_TO BE DONE_: Give back the records below exactly, every one, with no pictures.

▼▼▼

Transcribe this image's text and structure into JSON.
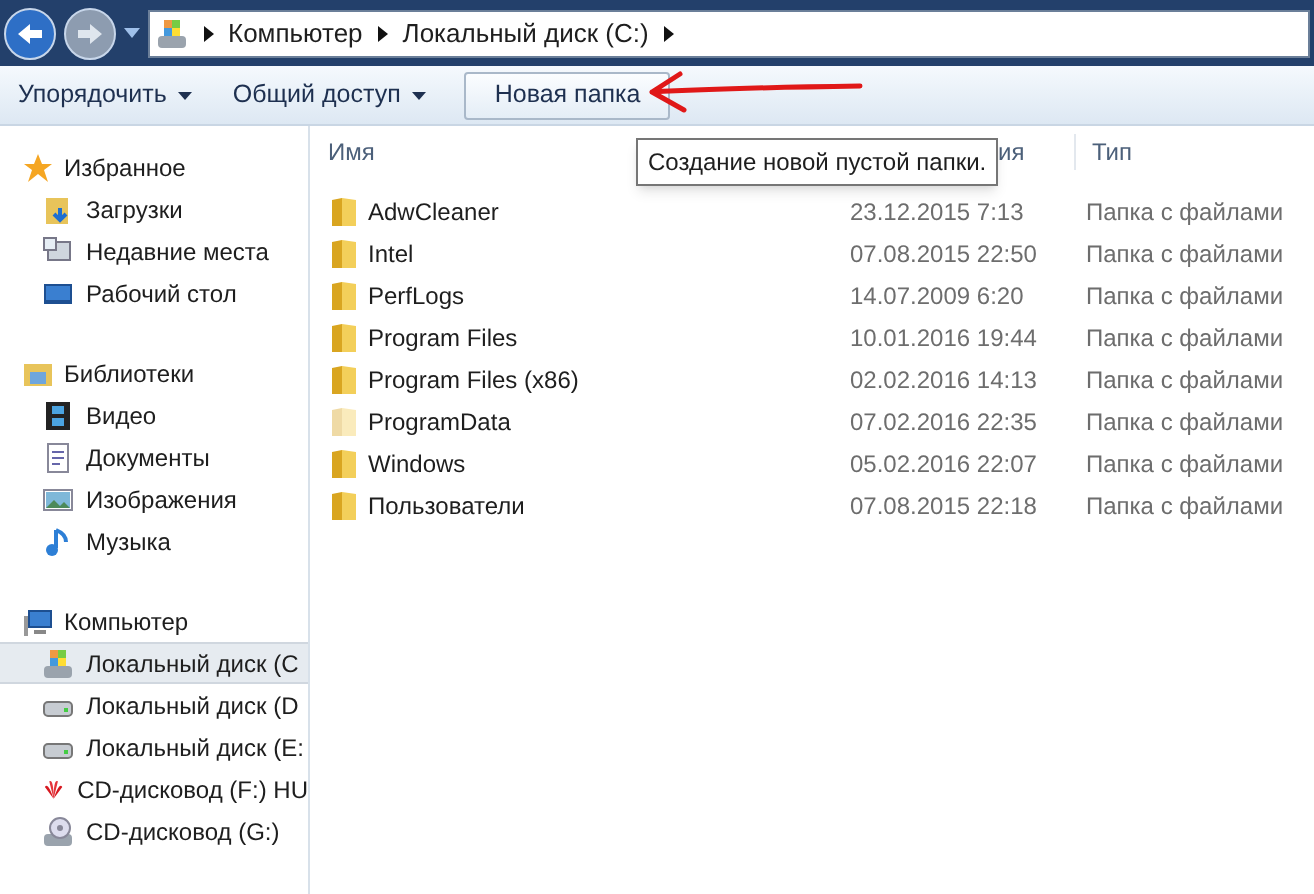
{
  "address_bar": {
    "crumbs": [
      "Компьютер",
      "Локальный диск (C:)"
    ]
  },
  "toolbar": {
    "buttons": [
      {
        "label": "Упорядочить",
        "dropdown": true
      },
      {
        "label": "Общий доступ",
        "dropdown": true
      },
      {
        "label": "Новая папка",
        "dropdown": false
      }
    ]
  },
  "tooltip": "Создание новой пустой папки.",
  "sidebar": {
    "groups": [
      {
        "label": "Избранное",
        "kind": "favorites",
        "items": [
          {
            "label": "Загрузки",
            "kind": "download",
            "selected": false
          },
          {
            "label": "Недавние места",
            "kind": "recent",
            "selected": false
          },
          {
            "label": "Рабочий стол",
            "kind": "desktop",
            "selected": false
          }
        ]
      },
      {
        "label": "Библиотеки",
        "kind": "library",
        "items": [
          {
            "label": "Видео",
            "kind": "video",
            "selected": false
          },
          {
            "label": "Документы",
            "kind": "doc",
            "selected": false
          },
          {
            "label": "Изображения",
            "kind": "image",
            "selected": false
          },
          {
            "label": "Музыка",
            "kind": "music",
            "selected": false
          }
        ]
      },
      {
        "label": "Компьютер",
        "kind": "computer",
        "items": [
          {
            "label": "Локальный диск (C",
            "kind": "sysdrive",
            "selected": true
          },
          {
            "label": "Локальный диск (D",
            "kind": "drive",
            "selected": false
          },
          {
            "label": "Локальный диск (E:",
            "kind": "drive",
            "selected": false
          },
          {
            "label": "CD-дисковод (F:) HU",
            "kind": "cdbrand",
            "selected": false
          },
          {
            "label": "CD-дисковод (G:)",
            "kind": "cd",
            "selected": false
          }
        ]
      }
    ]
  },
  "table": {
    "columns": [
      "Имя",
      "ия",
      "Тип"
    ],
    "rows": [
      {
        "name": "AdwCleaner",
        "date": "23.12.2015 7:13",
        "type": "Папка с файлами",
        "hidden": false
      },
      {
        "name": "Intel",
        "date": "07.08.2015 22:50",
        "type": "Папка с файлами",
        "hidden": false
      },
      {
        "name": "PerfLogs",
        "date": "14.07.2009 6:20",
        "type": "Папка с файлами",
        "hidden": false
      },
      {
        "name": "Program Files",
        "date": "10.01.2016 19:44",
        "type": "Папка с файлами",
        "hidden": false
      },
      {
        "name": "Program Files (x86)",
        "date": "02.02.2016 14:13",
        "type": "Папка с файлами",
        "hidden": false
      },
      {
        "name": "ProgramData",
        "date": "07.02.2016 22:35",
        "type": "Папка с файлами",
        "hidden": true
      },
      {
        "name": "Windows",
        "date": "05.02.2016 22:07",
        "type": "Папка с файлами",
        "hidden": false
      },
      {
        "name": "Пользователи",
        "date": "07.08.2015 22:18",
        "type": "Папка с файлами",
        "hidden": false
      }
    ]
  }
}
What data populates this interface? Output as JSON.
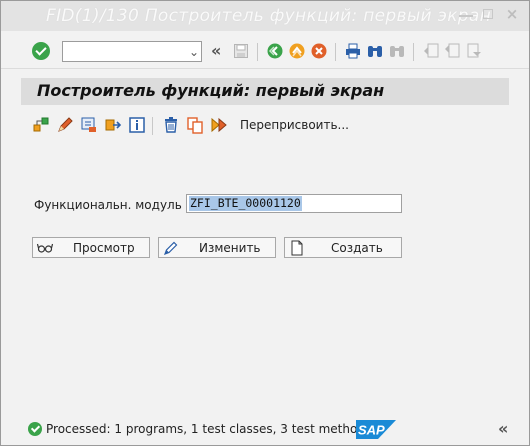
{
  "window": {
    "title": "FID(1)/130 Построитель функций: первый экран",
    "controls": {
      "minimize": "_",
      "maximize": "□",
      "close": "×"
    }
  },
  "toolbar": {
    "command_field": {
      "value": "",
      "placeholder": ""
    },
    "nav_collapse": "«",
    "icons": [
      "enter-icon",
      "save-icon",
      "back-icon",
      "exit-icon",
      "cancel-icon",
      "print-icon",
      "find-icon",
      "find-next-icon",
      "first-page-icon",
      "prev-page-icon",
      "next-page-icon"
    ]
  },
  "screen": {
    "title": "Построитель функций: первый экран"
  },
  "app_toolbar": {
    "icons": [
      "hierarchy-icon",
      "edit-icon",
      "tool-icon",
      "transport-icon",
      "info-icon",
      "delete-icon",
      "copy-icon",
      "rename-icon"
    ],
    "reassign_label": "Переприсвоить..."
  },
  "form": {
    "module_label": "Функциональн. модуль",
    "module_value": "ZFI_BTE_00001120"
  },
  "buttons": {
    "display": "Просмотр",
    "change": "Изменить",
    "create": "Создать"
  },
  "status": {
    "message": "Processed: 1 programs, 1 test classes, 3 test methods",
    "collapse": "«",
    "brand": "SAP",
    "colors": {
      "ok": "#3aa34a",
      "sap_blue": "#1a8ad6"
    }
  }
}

▲▲▲

_FINISHED EXERCISE_:
Transcribe this image's text and structure into JSON.
{
  "address_bar": {
    "crumbs": [
      "Компьютер",
      "Локальный диск (C:)"
    ]
  },
  "toolbar": {
    "buttons": [
      {
        "label": "Упорядочить",
        "dropdown": true
      },
      {
        "label": "Общий доступ",
        "dropdown": true
      },
      {
        "label": "Новая папка",
        "dropdown": false
      }
    ]
  },
  "tooltip": "Создание новой пустой папки.",
  "sidebar": {
    "groups": [
      {
        "label": "Избранное",
        "kind": "favorites",
        "items": [
          {
            "label": "Загрузки",
            "kind": "download",
            "selected": false
          },
          {
            "label": "Недавние места",
            "kind": "recent",
            "selected": false
          },
          {
            "label": "Рабочий стол",
            "kind": "desktop",
            "selected": false
          }
        ]
      },
      {
        "label": "Библиотеки",
        "kind": "library",
        "items": [
          {
            "label": "Видео",
            "kind": "video",
            "selected": false
          },
          {
            "label": "Документы",
            "kind": "doc",
            "selected": false
          },
          {
            "label": "Изображения",
            "kind": "image",
            "selected": false
          },
          {
            "label": "Музыка",
            "kind": "music",
            "selected": false
          }
        ]
      },
      {
        "label": "Компьютер",
        "kind": "computer",
        "items": [
          {
            "label": "Локальный диск (C",
            "kind": "sysdrive",
            "selected": true
          },
          {
            "label": "Локальный диск (D",
            "kind": "drive",
            "selected": false
          },
          {
            "label": "Локальный диск (E:",
            "kind": "drive",
            "selected": false
          },
          {
            "label": "CD-дисковод (F:) HU",
            "kind": "cdbrand",
            "selected": false
          },
          {
            "label": "CD-дисковод (G:)",
            "kind": "cd",
            "selected": false
          }
        ]
      }
    ]
  },
  "table": {
    "columns": [
      "Имя",
      "ия",
      "Тип"
    ],
    "rows": [
      {
        "name": "AdwCleaner",
        "date": "23.12.2015 7:13",
        "type": "Папка с файлами",
        "hidden": false
      },
      {
        "name": "Intel",
        "date": "07.08.2015 22:50",
        "type": "Папка с файлами",
        "hidden": false
      },
      {
        "name": "PerfLogs",
        "date": "14.07.2009 6:20",
        "type": "Папка с файлами",
        "hidden": false
      },
      {
        "name": "Program Files",
        "date": "10.01.2016 19:44",
        "type": "Папка с файлами",
        "hidden": false
      },
      {
        "name": "Program Files (x86)",
        "date": "02.02.2016 14:13",
        "type": "Папка с файлами",
        "hidden": false
      },
      {
        "name": "ProgramData",
        "date": "07.02.2016 22:35",
        "type": "Папка с файлами",
        "hidden": true
      },
      {
        "name": "Windows",
        "date": "05.02.2016 22:07",
        "type": "Папка с файлами",
        "hidden": false
      },
      {
        "name": "Пользователи",
        "date": "07.08.2015 22:18",
        "type": "Папка с файлами",
        "hidden": false
      }
    ]
  }
}
What data populates this interface? Output as JSON.
{
  "window": {
    "title": "FID(1)/130 Построитель функций: первый экран",
    "controls": {
      "minimize": "_",
      "maximize": "□",
      "close": "×"
    }
  },
  "toolbar": {
    "command_field": {
      "value": "",
      "placeholder": ""
    },
    "nav_collapse": "«",
    "icons": [
      "enter-icon",
      "save-icon",
      "back-icon",
      "exit-icon",
      "cancel-icon",
      "print-icon",
      "find-icon",
      "find-next-icon",
      "first-page-icon",
      "prev-page-icon",
      "next-page-icon"
    ]
  },
  "screen": {
    "title": "Построитель функций: первый экран"
  },
  "app_toolbar": {
    "icons": [
      "hierarchy-icon",
      "edit-icon",
      "tool-icon",
      "transport-icon",
      "info-icon",
      "delete-icon",
      "copy-icon",
      "rename-icon"
    ],
    "reassign_label": "Переприсвоить..."
  },
  "form": {
    "module_label": "Функциональн. модуль",
    "module_value": "ZFI_BTE_00001120"
  },
  "buttons": {
    "display": "Просмотр",
    "change": "Изменить",
    "create": "Создать"
  },
  "status": {
    "message": "Processed: 1 programs, 1 test classes, 3 test methods",
    "collapse": "«",
    "brand": "SAP",
    "colors": {
      "ok": "#3aa34a",
      "sap_blue": "#1a8ad6"
    }
  }
}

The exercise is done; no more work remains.